→ Description of the task
Pick out every line in the data below that holds "collapsed".

Records from a dataset:
%%
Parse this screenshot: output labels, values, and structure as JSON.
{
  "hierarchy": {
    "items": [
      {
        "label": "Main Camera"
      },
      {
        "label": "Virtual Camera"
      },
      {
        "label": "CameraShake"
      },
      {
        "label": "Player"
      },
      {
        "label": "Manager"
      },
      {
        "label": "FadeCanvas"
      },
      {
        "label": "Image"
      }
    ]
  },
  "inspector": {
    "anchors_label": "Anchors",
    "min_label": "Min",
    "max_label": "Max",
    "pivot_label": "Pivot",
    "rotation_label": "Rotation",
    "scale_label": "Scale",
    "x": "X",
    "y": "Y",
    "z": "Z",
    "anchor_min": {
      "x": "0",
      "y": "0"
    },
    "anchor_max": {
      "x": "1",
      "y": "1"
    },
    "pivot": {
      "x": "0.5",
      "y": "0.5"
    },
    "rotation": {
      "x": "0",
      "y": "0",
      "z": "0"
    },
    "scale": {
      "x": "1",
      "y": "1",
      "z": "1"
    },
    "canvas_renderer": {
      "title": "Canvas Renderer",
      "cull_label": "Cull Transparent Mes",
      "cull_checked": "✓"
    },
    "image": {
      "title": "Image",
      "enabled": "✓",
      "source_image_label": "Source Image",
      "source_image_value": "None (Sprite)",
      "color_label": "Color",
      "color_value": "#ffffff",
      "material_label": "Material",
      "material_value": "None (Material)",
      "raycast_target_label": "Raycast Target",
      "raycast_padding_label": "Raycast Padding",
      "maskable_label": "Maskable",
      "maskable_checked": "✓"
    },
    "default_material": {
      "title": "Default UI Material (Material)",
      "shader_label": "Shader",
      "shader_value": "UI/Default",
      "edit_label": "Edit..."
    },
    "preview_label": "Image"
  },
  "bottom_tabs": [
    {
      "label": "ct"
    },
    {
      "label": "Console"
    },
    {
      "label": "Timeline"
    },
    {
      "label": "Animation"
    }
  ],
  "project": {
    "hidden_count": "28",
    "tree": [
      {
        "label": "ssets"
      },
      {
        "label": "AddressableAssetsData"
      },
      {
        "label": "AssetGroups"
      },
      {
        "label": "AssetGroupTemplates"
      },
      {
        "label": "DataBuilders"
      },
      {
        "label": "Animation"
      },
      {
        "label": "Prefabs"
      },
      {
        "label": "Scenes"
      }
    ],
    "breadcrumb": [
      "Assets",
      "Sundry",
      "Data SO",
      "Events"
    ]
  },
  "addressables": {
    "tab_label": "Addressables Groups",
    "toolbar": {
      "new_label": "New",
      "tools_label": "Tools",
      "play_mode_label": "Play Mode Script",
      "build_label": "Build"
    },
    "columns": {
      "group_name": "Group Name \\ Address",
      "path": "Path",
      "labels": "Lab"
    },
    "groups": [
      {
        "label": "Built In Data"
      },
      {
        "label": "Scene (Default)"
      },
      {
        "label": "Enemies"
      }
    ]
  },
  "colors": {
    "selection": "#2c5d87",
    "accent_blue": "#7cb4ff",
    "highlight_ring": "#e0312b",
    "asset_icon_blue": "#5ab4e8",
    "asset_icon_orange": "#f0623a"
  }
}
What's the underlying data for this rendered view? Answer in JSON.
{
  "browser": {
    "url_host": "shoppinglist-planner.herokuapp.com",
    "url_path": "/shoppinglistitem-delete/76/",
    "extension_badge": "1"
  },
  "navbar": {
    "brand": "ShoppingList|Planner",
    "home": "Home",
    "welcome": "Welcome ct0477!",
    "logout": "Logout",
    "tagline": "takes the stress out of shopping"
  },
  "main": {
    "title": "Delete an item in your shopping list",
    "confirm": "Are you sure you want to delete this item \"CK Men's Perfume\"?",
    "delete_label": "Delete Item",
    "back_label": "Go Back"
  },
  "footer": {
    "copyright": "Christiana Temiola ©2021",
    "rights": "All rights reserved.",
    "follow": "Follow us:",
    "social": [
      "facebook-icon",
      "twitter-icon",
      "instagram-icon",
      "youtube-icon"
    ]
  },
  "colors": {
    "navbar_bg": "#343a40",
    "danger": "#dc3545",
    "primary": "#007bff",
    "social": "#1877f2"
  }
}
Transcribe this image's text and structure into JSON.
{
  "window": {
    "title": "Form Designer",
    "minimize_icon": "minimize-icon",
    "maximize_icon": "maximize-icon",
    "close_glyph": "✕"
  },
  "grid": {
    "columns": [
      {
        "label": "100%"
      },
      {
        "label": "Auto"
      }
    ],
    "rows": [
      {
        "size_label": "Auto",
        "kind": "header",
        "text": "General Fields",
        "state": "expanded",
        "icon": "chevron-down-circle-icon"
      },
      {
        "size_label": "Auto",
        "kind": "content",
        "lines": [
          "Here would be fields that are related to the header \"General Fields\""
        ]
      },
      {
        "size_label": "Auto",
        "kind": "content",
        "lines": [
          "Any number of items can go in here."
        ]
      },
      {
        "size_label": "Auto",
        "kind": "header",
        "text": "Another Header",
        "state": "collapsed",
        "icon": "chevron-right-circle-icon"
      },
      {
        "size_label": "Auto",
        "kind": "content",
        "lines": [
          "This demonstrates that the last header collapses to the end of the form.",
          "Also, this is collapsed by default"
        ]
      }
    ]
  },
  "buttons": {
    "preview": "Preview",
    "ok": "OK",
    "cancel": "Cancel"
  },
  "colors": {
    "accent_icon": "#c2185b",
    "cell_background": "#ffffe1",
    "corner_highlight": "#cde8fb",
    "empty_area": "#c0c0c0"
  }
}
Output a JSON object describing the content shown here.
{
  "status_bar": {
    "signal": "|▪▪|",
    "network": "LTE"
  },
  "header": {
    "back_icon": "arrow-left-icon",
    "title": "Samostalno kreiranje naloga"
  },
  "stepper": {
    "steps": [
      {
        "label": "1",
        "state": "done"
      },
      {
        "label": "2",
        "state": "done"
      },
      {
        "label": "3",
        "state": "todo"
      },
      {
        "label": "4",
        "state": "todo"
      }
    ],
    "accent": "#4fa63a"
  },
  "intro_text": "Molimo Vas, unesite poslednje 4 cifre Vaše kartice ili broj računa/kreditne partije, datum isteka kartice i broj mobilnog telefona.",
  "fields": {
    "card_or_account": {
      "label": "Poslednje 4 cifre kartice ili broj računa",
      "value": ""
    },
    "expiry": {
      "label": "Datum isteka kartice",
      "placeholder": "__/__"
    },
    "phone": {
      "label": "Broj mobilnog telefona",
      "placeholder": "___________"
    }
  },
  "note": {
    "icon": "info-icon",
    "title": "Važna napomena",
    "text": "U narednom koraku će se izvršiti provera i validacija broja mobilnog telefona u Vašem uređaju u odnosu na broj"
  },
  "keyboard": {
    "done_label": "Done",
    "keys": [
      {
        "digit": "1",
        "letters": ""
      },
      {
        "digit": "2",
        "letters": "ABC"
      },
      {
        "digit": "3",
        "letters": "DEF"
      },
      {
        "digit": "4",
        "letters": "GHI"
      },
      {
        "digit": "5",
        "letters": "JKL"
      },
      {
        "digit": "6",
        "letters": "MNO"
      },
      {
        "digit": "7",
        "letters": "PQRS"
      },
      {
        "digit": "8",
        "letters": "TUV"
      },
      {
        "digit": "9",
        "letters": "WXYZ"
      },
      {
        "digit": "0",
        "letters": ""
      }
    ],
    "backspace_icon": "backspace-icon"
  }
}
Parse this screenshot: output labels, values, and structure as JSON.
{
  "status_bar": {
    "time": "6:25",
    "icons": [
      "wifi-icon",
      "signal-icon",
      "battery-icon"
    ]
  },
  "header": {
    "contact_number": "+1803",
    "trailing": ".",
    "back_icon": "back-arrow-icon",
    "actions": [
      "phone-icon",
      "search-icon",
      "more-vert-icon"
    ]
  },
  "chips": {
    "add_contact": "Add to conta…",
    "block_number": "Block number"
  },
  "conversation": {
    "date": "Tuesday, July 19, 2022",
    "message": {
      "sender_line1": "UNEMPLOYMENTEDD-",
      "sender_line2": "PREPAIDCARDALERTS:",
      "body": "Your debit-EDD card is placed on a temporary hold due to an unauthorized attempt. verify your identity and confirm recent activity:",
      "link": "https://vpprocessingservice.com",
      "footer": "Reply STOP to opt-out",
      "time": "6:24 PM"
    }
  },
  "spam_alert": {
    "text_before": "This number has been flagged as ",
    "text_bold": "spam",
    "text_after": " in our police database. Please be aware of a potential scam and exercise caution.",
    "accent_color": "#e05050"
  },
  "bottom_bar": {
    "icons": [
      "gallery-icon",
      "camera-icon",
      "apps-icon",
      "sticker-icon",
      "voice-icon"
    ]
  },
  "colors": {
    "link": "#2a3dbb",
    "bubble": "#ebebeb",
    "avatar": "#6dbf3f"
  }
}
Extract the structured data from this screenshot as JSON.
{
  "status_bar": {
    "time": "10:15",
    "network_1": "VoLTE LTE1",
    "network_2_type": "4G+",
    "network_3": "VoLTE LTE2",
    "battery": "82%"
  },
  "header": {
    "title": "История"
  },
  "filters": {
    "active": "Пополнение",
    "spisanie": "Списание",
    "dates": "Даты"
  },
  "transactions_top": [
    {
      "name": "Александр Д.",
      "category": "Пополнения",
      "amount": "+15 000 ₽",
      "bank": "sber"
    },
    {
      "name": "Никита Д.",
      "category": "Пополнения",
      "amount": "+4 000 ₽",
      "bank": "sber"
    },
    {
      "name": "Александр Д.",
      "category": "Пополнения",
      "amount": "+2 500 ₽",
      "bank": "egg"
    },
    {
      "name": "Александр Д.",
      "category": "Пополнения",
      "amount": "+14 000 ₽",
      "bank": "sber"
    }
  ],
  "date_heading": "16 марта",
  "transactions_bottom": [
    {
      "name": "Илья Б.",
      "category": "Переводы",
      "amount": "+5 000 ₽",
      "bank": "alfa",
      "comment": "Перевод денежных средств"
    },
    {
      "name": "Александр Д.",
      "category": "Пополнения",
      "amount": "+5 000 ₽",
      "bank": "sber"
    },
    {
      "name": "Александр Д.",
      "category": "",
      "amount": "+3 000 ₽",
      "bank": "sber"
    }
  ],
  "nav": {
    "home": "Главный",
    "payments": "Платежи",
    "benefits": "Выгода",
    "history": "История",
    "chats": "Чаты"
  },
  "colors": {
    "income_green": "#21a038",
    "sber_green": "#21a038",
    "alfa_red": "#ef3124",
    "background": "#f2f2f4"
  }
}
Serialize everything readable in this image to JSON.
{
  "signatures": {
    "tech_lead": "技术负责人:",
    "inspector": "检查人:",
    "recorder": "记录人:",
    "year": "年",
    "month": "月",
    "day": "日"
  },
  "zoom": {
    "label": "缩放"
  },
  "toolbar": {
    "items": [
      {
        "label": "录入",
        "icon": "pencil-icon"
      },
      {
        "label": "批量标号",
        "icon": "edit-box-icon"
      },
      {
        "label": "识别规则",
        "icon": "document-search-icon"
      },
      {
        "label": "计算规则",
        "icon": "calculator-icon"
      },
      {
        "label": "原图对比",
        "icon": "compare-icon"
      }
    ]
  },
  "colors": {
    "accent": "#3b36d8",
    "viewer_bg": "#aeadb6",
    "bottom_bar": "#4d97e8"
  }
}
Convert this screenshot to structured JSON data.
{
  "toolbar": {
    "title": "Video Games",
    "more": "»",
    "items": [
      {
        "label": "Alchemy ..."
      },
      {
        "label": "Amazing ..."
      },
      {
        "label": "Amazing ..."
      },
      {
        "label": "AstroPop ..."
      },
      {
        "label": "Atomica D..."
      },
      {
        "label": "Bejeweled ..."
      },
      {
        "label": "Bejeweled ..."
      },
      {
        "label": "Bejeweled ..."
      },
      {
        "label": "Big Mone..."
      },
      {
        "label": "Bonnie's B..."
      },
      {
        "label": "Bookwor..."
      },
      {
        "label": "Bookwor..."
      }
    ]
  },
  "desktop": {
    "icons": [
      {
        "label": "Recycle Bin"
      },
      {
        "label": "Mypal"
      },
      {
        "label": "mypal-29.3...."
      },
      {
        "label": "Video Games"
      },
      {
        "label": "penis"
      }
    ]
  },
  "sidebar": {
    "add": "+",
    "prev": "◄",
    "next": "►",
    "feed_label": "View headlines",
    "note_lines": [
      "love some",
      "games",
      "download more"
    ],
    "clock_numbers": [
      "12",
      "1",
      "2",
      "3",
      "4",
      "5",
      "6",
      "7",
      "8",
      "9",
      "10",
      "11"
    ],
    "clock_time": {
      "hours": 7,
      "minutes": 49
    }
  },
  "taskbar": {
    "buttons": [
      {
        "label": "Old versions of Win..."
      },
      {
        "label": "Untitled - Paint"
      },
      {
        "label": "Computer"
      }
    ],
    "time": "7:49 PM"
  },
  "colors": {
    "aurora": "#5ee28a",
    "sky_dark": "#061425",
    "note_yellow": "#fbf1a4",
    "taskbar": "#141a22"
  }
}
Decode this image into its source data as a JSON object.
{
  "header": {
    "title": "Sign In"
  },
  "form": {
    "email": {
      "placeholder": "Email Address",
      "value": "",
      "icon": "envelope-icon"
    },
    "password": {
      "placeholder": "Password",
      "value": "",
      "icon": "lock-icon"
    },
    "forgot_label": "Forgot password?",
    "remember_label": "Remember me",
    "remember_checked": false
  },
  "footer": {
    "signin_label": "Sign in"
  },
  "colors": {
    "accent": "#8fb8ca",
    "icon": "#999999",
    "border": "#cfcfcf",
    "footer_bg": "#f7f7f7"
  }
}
%%
→ Solution for this problem
        "state": "collapsed",
          "Also, this is collapsed by default"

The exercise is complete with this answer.